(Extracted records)
┏━━

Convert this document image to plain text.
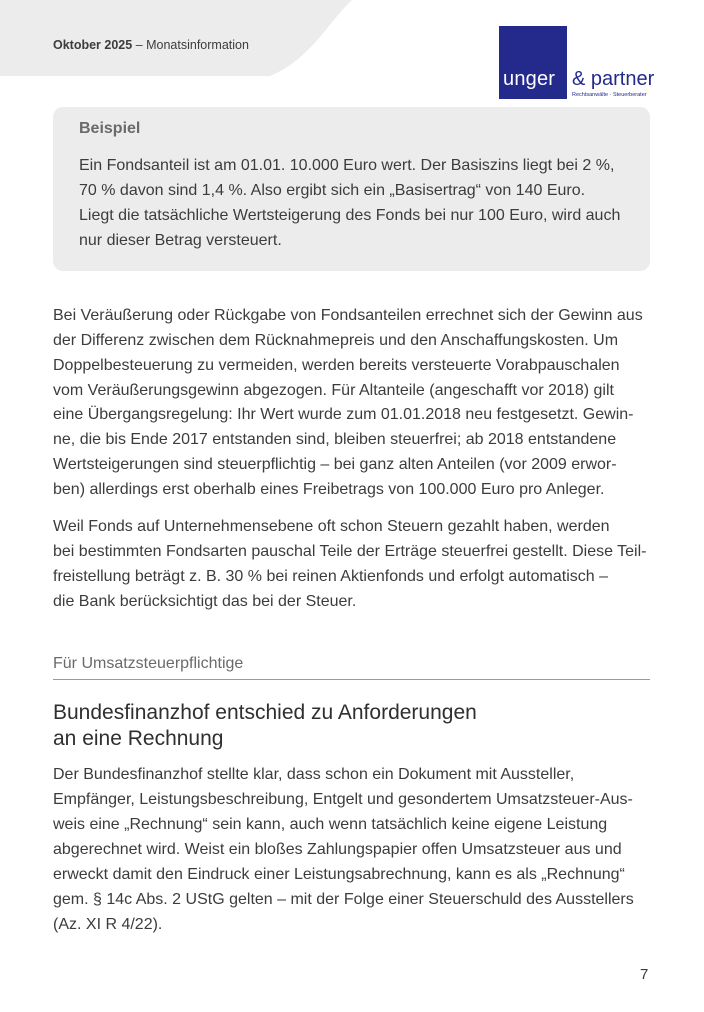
Oktober 2025 – Monatsinformation
unger & partner
Rechtsanwälte · Steuerberater
Beispiel
Ein Fondsanteil ist am 01.01. 10.000 Euro wert. Der Basiszins liegt bei 2 %,
70 % davon sind 1,4 %. Also ergibt sich ein „Basisertrag“ von 140 Euro.
Liegt die tatsächliche Wertsteigerung des Fonds bei nur 100 Euro, wird auch
nur dieser Betrag versteuert.
Bei Veräußerung oder Rückgabe von Fondsanteilen errechnet sich der Gewinn aus
der Differenz zwischen dem Rücknahmepreis und den Anschaffungskosten. Um
Doppelbesteuerung zu vermeiden, werden bereits versteuerte Vorabpauschalen
vom Veräußerungsgewinn abgezogen. Für Altanteile (angeschafft vor 2018) gilt
eine Übergangsregelung: Ihr Wert wurde zum 01.01.2018 neu festgesetzt. Gewin-
ne, die bis Ende 2017 entstanden sind, bleiben steuerfrei; ab 2018 entstandene
Wertsteigerungen sind steuerpflichtig – bei ganz alten Anteilen (vor 2009 erwor-
ben) allerdings erst oberhalb eines Freibetrags von 100.000 Euro pro Anleger.
Weil Fonds auf Unternehmensebene oft schon Steuern gezahlt haben, werden
bei bestimmten Fondsarten pauschal Teile der Erträge steuerfrei gestellt. Diese Teil-
freistellung beträgt z. B. 30 % bei reinen Aktienfonds und erfolgt automatisch –
die Bank berücksichtigt das bei der Steuer.
Für Umsatzsteuerpflichtige
Bundesfinanzhof entschied zu Anforderungen
an eine Rechnung
Der Bundesfinanzhof stellte klar, dass schon ein Dokument mit Aussteller,
Empfänger, Leistungsbeschreibung, Entgelt und gesondertem Umsatzsteuer-Aus-
weis eine „Rechnung“ sein kann, auch wenn tatsächlich keine eigene Leistung
abgerechnet wird. Weist ein bloßes Zahlungspapier offen Umsatzsteuer aus und
erweckt damit den Eindruck einer Leistungsabrechnung, kann es als „Rechnung“
gem. § 14c Abs. 2 UStG gelten – mit der Folge einer Steuerschuld des Ausstellers
(Az. XI R 4/22).
7
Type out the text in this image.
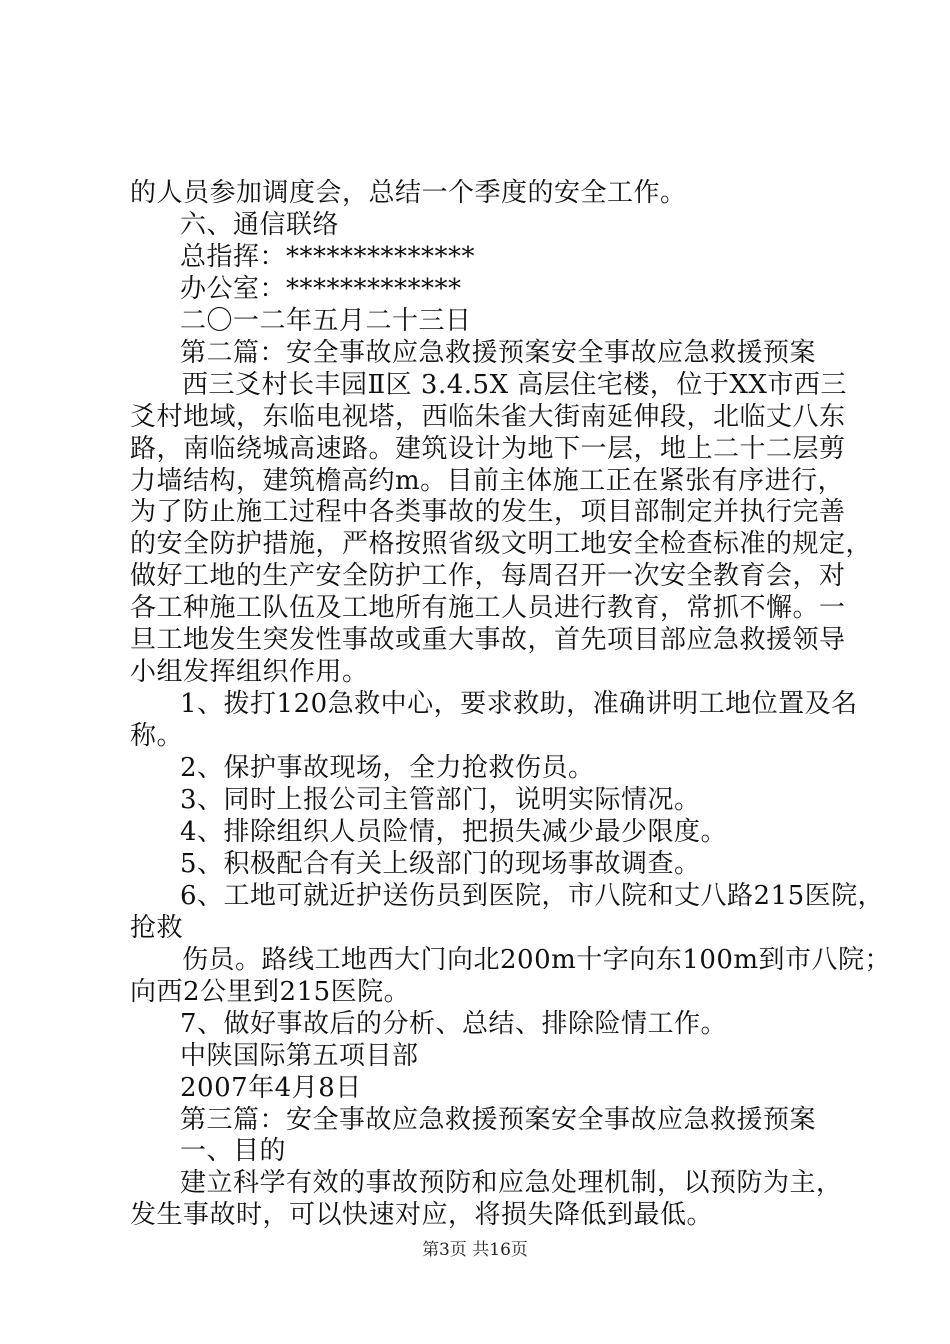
的人员参加调度会，总结一个季度的安全工作。
六、通信联络
总指挥：**************
办公室：*************
二〇一二年五月二十三日
第二篇：安全事故应急救援预案安全事故应急救援预案
西三爻村长丰园Ⅱ区 3.4.5X 高层住宅楼，位于XX市西三
爻村地域，东临电视塔，西临朱雀大街南延伸段，北临丈八东
路，南临绕城高速路。建筑设计为地下一层，地上二十二层剪
力墙结构，建筑檐高约m。目前主体施工正在紧张有序进行，
为了防止施工过程中各类事故的发生，项目部制定并执行完善
的安全防护措施，严格按照省级文明工地安全检查标准的规定，
做好工地的生产安全防护工作，每周召开一次安全教育会，对
各工种施工队伍及工地所有施工人员进行教育，常抓不懈。一
旦工地发生突发性事故或重大事故，首先项目部应急救援领导
小组发挥组织作用。
1、拨打120急救中心，要求救助，准确讲明工地位置及名
称。
2、保护事故现场，全力抢救伤员。
3、同时上报公司主管部门，说明实际情况。
4、排除组织人员险情，把损失减少最少限度。
5、积极配合有关上级部门的现场事故调查。
6、工地可就近护送伤员到医院，市八院和丈八路215医院，
抢救
伤员。路线工地西大门向北200m十字向东100m到市八院；
向西2公里到215医院。
7、做好事故后的分析、总结、排除险情工作。
中陕国际第五项目部
2007年4月8日
第三篇：安全事故应急救援预案安全事故应急救援预案
一、目的
建立科学有效的事故预防和应急处理机制，以预防为主，
发生事故时，可以快速对应，将损失降低到最低。
第3页 共16页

┗━━

_STATED PROBLEM_
Consider the entries above and return each line with the string "Euro".

_THE SOLUTION_
Ein Fondsanteil ist am 01.01. 10.000 Euro wert. Der Basiszins liegt bei 2 %,
70 % davon sind 1,4 %. Also ergibt sich ein „Basisertrag“ von 140 Euro.
Liegt die tatsächliche Wertsteigerung des Fonds bei nur 100 Euro, wird auch
ben) allerdings erst oberhalb eines Freibetrags von 100.000 Euro pro Anleger.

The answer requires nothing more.